Starting with the first line of the records, copy each line without any change, and stop after the line that contains "bar[interactable]: [933, 414, 976, 419]".
══ DATA TO USE ══
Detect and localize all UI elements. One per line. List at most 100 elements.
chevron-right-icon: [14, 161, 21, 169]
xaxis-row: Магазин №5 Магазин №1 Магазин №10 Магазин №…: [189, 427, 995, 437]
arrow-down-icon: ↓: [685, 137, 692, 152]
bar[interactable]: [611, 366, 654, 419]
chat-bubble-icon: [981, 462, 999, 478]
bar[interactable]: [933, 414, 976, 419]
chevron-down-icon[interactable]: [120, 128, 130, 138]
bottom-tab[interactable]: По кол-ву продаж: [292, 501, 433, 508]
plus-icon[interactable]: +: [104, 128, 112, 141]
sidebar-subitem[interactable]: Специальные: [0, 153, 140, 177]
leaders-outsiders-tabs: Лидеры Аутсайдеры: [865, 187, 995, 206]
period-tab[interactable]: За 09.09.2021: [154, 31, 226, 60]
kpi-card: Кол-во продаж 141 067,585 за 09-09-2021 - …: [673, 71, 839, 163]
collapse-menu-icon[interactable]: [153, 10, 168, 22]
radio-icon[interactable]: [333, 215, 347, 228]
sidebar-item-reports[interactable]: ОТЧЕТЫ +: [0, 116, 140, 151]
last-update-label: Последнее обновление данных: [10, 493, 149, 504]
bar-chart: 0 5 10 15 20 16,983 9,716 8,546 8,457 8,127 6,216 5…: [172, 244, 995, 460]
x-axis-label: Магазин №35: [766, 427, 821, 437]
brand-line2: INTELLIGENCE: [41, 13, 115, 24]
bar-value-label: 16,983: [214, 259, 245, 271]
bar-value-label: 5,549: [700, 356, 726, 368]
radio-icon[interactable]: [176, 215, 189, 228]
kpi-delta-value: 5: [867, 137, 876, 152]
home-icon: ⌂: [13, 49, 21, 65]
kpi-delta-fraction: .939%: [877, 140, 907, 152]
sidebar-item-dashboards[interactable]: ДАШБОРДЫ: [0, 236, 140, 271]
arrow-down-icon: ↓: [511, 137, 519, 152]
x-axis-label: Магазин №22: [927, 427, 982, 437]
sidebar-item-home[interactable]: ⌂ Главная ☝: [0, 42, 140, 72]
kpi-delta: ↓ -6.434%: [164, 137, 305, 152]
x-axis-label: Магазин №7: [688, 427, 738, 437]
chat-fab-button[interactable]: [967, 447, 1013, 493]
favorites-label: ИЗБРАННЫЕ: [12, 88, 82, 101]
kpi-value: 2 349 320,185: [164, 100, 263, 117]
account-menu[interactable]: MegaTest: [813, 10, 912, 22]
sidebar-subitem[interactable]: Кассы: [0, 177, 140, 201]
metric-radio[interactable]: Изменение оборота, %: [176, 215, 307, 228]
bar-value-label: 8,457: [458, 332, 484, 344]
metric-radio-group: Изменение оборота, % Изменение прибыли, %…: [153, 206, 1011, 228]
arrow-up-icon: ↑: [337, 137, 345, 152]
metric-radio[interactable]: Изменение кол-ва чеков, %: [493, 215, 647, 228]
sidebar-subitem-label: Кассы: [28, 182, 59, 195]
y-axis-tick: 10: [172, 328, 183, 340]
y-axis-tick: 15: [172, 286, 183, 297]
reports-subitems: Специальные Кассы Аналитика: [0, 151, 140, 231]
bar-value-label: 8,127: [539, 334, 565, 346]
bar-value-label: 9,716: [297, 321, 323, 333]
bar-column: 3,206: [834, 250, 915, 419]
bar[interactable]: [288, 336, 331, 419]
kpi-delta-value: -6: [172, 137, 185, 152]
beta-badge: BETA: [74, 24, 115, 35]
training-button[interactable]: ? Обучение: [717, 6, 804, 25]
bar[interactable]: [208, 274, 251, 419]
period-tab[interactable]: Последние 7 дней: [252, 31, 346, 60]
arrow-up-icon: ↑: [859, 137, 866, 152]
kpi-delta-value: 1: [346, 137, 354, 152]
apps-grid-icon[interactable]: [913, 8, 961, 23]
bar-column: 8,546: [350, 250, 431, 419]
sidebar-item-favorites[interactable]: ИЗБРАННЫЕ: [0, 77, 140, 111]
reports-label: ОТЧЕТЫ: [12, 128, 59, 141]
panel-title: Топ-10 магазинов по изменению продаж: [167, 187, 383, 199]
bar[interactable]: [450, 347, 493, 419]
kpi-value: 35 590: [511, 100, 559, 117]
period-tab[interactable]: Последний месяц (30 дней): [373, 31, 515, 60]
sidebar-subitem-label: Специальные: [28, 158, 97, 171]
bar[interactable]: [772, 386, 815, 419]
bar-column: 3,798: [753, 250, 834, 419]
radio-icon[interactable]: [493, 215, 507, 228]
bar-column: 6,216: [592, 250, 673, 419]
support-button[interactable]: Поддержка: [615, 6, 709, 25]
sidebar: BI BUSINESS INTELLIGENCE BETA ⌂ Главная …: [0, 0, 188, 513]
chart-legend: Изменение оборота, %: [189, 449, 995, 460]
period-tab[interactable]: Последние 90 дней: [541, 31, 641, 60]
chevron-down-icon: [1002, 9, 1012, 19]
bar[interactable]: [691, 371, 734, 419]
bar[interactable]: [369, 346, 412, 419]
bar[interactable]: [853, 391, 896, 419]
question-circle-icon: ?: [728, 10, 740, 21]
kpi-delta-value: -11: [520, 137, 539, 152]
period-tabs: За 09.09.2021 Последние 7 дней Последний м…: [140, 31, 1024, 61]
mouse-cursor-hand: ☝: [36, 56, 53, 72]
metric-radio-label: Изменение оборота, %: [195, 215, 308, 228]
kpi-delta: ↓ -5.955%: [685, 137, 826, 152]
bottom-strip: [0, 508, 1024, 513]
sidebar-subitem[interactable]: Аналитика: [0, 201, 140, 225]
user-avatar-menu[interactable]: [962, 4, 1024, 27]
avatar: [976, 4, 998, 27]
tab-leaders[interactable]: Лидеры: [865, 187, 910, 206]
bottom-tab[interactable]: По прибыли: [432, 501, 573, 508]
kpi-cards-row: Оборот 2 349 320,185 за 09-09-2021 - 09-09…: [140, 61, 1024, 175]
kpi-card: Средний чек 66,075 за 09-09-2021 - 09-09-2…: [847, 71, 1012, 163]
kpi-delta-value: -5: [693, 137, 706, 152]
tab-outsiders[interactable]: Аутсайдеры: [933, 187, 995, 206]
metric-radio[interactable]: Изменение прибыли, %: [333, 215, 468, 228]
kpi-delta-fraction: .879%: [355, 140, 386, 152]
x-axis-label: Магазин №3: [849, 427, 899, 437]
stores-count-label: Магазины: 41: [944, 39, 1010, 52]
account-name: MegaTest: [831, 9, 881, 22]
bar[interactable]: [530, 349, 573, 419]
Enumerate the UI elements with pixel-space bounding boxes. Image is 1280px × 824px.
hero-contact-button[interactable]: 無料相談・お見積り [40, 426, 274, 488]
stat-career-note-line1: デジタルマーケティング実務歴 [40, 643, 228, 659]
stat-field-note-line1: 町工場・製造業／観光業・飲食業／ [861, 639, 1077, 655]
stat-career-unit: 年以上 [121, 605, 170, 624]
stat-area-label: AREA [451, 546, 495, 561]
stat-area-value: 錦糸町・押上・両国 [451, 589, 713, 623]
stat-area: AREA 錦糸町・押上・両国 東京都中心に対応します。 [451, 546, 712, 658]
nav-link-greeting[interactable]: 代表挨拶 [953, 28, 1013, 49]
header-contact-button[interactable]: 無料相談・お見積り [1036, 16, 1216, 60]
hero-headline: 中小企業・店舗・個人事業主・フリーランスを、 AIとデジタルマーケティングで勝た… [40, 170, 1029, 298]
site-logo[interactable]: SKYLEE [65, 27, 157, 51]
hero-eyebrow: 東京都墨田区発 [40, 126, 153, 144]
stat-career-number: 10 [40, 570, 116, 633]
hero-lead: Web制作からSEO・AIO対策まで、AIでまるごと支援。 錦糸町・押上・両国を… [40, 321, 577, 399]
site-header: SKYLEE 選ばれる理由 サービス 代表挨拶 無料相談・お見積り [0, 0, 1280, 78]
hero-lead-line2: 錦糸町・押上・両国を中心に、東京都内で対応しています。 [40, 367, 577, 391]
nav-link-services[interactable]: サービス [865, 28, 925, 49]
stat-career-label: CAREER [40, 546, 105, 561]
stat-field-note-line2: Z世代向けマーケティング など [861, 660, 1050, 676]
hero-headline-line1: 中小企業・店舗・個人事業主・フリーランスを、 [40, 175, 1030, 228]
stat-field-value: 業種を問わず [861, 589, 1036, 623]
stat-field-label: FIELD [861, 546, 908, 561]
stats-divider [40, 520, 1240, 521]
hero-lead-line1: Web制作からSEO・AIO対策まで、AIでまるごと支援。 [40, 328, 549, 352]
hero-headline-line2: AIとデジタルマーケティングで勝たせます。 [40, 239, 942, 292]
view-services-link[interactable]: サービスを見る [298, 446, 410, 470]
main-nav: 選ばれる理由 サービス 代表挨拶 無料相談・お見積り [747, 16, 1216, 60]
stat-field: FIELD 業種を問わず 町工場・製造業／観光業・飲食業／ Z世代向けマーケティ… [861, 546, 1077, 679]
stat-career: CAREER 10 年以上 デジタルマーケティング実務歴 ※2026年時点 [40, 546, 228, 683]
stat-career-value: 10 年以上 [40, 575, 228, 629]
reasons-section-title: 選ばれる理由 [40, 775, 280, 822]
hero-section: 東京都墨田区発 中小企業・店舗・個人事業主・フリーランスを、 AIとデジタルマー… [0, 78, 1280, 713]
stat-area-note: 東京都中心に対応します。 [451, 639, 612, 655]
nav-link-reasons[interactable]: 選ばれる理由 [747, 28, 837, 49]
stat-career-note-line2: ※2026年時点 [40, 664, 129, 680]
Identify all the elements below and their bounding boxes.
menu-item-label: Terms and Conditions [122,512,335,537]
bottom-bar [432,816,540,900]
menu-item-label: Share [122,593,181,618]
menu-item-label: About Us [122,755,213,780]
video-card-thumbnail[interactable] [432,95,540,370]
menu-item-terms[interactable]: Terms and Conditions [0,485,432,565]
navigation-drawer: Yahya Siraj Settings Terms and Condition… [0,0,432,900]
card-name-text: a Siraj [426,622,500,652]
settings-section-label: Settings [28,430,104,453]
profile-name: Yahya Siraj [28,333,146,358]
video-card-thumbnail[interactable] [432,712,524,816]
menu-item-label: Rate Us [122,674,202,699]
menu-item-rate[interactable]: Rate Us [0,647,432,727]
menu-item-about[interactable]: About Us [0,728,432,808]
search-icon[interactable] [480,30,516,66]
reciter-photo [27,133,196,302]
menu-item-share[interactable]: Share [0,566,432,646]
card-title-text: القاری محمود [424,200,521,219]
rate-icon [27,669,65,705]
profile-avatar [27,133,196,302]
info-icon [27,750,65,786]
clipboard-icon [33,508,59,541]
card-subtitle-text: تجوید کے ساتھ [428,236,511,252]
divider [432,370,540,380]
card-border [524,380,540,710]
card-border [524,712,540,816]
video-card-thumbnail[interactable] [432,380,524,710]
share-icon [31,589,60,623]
═══
### ANSWER
Detect and localize all UI elements. One per line. List at most 100 elements.
chevron-right-icon: [14, 161, 21, 169]
xaxis-row: Магазин №5 Магазин №1 Магазин №10 Магазин №…: [189, 427, 995, 437]
arrow-down-icon: ↓: [685, 137, 692, 152]
bar[interactable]: [611, 366, 654, 419]
chat-bubble-icon: [981, 462, 999, 478]
bar[interactable]: [933, 414, 976, 419]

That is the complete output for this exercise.